Data to process:
^^^^
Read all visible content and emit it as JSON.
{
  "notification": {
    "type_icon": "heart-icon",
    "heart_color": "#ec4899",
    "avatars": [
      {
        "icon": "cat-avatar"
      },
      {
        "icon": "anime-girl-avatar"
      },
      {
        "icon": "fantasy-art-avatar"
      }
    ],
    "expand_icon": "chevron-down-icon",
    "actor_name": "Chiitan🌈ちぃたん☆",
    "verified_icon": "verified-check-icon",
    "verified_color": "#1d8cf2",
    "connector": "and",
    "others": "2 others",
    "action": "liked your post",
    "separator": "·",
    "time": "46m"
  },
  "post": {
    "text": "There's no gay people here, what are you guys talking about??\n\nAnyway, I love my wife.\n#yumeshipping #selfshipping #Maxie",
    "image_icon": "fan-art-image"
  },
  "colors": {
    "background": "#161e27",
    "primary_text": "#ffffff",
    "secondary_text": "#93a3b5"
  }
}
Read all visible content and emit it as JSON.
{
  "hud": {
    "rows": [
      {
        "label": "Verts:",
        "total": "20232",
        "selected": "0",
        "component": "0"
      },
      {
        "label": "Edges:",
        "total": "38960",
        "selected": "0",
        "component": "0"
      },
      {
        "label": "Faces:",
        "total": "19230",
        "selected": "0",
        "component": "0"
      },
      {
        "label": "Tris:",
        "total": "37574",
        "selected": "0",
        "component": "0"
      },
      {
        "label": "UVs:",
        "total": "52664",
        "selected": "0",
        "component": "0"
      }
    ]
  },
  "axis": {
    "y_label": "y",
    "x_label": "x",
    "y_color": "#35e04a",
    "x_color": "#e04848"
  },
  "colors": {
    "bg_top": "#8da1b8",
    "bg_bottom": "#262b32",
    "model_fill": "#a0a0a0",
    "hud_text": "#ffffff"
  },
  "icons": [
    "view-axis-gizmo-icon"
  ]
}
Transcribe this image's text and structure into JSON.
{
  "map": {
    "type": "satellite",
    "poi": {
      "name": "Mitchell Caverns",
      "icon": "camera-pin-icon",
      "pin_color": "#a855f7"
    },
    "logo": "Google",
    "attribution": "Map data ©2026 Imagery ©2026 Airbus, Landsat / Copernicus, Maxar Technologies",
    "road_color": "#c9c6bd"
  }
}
^^^^
Problem requirements: From the entries above, copy out every line where the string "total" appears.

Correct output:
        "total": "20232",
        "total": "38960",
        "total": "19230",
        "total": "37574",
        "total": "52664",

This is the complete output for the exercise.